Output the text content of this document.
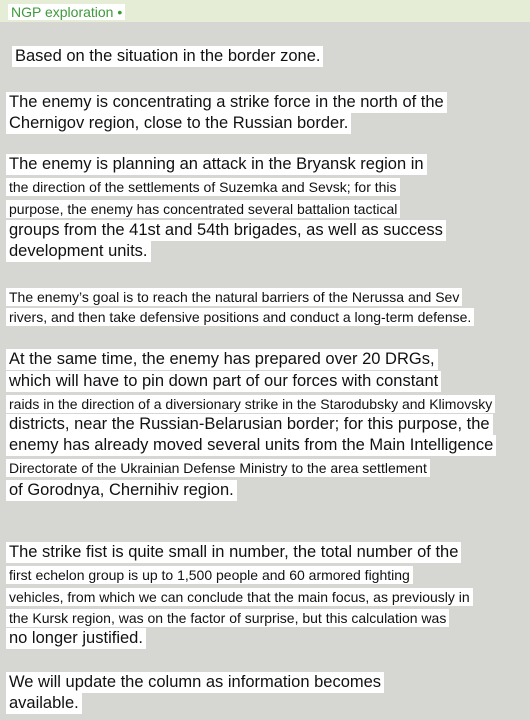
NGP exploration •
Based on the situation in the border zone.
The enemy is concentrating a strike force in the north of the
Chernigov region, close to the Russian border.
The enemy is planning an attack in the Bryansk region in
the direction of the settlements of Suzemka and Sevsk; for this
purpose, the enemy has concentrated several battalion tactical
groups from the 41st and 54th brigades, as well as success
development units.
The enemy’s goal is to reach the natural barriers of the Nerussa and Sev
rivers, and then take defensive positions and conduct a long-term defense.
At the same time, the enemy has prepared over 20 DRGs,
which will have to pin down part of our forces with constant
raids in the direction of a diversionary strike in the Starodubsky and Klimovsky
districts, near the Russian-Belarusian border; for this purpose, the
enemy has already moved several units from the Main Intelligence
Directorate of the Ukrainian Defense Ministry to the area settlement
of Gorodnya, Chernihiv region.
The strike fist is quite small in number, the total number of the
first echelon group is up to 1,500 people and 60 armored fighting
vehicles, from which we can conclude that the main focus, as previously in
the Kursk region, was on the factor of surprise, but this calculation was
no longer justified.
We will update the column as information becomes
available.
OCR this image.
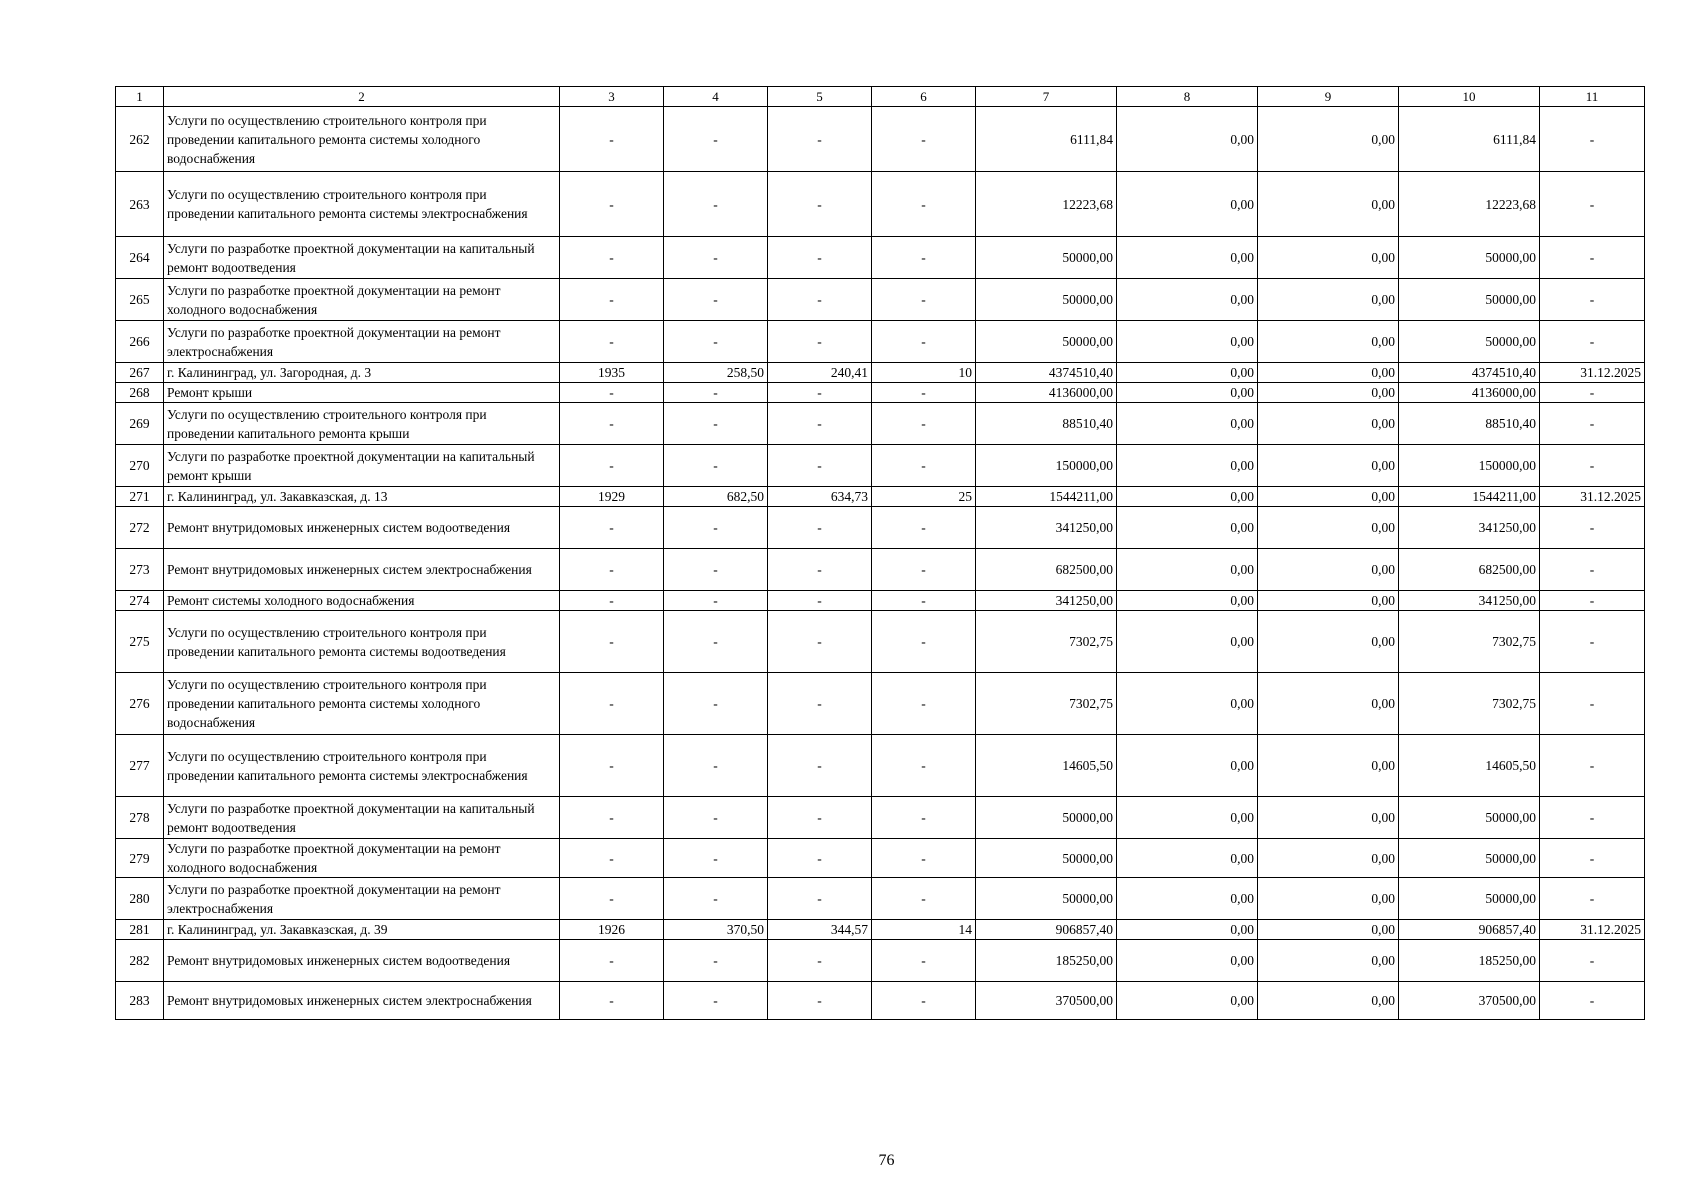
1	2	3	4	5	6	7	8	9	10	11
262	Услуги по осуществлению строительного контроля при проведении капитального ремонта системы холодного водоснабжения	-	-	-	-	6111,84	0,00	0,00	6111,84	-
263	Услуги по осуществлению строительного контроля при проведении капитального ремонта системы электроснабжения	-	-	-	-	12223,68	0,00	0,00	12223,68	-
264	Услуги по разработке проектной документации на капитальный ремонт водоотведения	-	-	-	-	50000,00	0,00	0,00	50000,00	-
265	Услуги по разработке проектной документации на ремонт холодного водоснабжения	-	-	-	-	50000,00	0,00	0,00	50000,00	-
266	Услуги по разработке проектной документации на ремонт электроснабжения	-	-	-	-	50000,00	0,00	0,00	50000,00	-
267	г. Калининград, ул. Загородная, д. 3	1935	258,50	240,41	10	4374510,40	0,00	0,00	4374510,40	31.12.2025
268	Ремонт крыши	-	-	-	-	4136000,00	0,00	0,00	4136000,00	-
269	Услуги по осуществлению строительного контроля при проведении капитального ремонта крыши	-	-	-	-	88510,40	0,00	0,00	88510,40	-
270	Услуги по разработке проектной документации на капитальный ремонт крыши	-	-	-	-	150000,00	0,00	0,00	150000,00	-
271	г. Калининград, ул. Закавказская, д. 13	1929	682,50	634,73	25	1544211,00	0,00	0,00	1544211,00	31.12.2025
272	Ремонт внутридомовых инженерных систем водоотведения	-	-	-	-	341250,00	0,00	0,00	341250,00	-
273	Ремонт внутридомовых инженерных систем электроснабжения	-	-	-	-	682500,00	0,00	0,00	682500,00	-
274	Ремонт системы холодного водоснабжения	-	-	-	-	341250,00	0,00	0,00	341250,00	-
275	Услуги по осуществлению строительного контроля при проведении капитального ремонта системы водоотведения	-	-	-	-	7302,75	0,00	0,00	7302,75	-
276	Услуги по осуществлению строительного контроля при проведении капитального ремонта системы холодного водоснабжения	-	-	-	-	7302,75	0,00	0,00	7302,75	-
277	Услуги по осуществлению строительного контроля при проведении капитального ремонта системы электроснабжения	-	-	-	-	14605,50	0,00	0,00	14605,50	-
278	Услуги по разработке проектной документации на капитальный ремонт водоотведения	-	-	-	-	50000,00	0,00	0,00	50000,00	-
279	Услуги по разработке проектной документации на ремонт холодного водоснабжения	-	-	-	-	50000,00	0,00	0,00	50000,00	-
280	Услуги по разработке проектной документации на ремонт электроснабжения	-	-	-	-	50000,00	0,00	0,00	50000,00	-
281	г. Калининград, ул. Закавказская, д. 39	1926	370,50	344,57	14	906857,40	0,00	0,00	906857,40	31.12.2025
282	Ремонт внутридомовых инженерных систем водоотведения	-	-	-	-	185250,00	0,00	0,00	185250,00	-
283	Ремонт внутридомовых инженерных систем электроснабжения	-	-	-	-	370500,00	0,00	0,00	370500,00	-
76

▶ [Exercise]: Write out the full listing verbatim, excluding its pictures.

▶ [Response to the exercise]:
Output the text content of this document.
NGP exploration •
Based on the situation in the border zone.
The enemy is concentrating a strike force in the north of the
Chernigov region, close to the Russian border.
The enemy is planning an attack in the Bryansk region in
the direction of the settlements of Suzemka and Sevsk; for this
purpose, the enemy has concentrated several battalion tactical
groups from the 41st and 54th brigades, as well as success
development units.
The enemy’s goal is to reach the natural barriers of the Nerussa and Sev
rivers, and then take defensive positions and conduct a long-term defense.
At the same time, the enemy has prepared over 20 DRGs,
which will have to pin down part of our forces with constant
raids in the direction of a diversionary strike in the Starodubsky and Klimovsky
districts, near the Russian-Belarusian border; for this purpose, the
enemy has already moved several units from the Main Intelligence
Directorate of the Ukrainian Defense Ministry to the area settlement
of Gorodnya, Chernihiv region.
The strike fist is quite small in number, the total number of the
first echelon group is up to 1,500 people and 60 armored fighting
vehicles, from which we can conclude that the main focus, as previously in
the Kursk region, was on the factor of surprise, but this calculation was
no longer justified.
We will update the column as information becomes
available.
OCR this image.
1	2	3	4	5	6	7	8	9	10	11
262	Услуги по осуществлению строительного контроля при проведении капитального ремонта системы холодного водоснабжения	-	-	-	-	6111,84	0,00	0,00	6111,84	-
263	Услуги по осуществлению строительного контроля при проведении капитального ремонта системы электроснабжения	-	-	-	-	12223,68	0,00	0,00	12223,68	-
264	Услуги по разработке проектной документации на капитальный ремонт водоотведения	-	-	-	-	50000,00	0,00	0,00	50000,00	-
265	Услуги по разработке проектной документации на ремонт холодного водоснабжения	-	-	-	-	50000,00	0,00	0,00	50000,00	-
266	Услуги по разработке проектной документации на ремонт электроснабжения	-	-	-	-	50000,00	0,00	0,00	50000,00	-
267	г. Калининград, ул. Загородная, д. 3	1935	258,50	240,41	10	4374510,40	0,00	0,00	4374510,40	31.12.2025
268	Ремонт крыши	-	-	-	-	4136000,00	0,00	0,00	4136000,00	-
269	Услуги по осуществлению строительного контроля при проведении капитального ремонта крыши	-	-	-	-	88510,40	0,00	0,00	88510,40	-
270	Услуги по разработке проектной документации на капитальный ремонт крыши	-	-	-	-	150000,00	0,00	0,00	150000,00	-
271	г. Калининград, ул. Закавказская, д. 13	1929	682,50	634,73	25	1544211,00	0,00	0,00	1544211,00	31.12.2025
272	Ремонт внутридомовых инженерных систем водоотведения	-	-	-	-	341250,00	0,00	0,00	341250,00	-
273	Ремонт внутридомовых инженерных систем электроснабжения	-	-	-	-	682500,00	0,00	0,00	682500,00	-
274	Ремонт системы холодного водоснабжения	-	-	-	-	341250,00	0,00	0,00	341250,00	-
275	Услуги по осуществлению строительного контроля при проведении капитального ремонта системы водоотведения	-	-	-	-	7302,75	0,00	0,00	7302,75	-
276	Услуги по осуществлению строительного контроля при проведении капитального ремонта системы холодного водоснабжения	-	-	-	-	7302,75	0,00	0,00	7302,75	-
277	Услуги по осуществлению строительного контроля при проведении капитального ремонта системы электроснабжения	-	-	-	-	14605,50	0,00	0,00	14605,50	-
278	Услуги по разработке проектной документации на капитальный ремонт водоотведения	-	-	-	-	50000,00	0,00	0,00	50000,00	-
279	Услуги по разработке проектной документации на ремонт холодного водоснабжения	-	-	-	-	50000,00	0,00	0,00	50000,00	-
280	Услуги по разработке проектной документации на ремонт электроснабжения	-	-	-	-	50000,00	0,00	0,00	50000,00	-
281	г. Калининград, ул. Закавказская, д. 39	1926	370,50	344,57	14	906857,40	0,00	0,00	906857,40	31.12.2025
282	Ремонт внутридомовых инженерных систем водоотведения	-	-	-	-	185250,00	0,00	0,00	185250,00	-
283	Ремонт внутридомовых инженерных систем электроснабжения	-	-	-	-	370500,00	0,00	0,00	370500,00	-
76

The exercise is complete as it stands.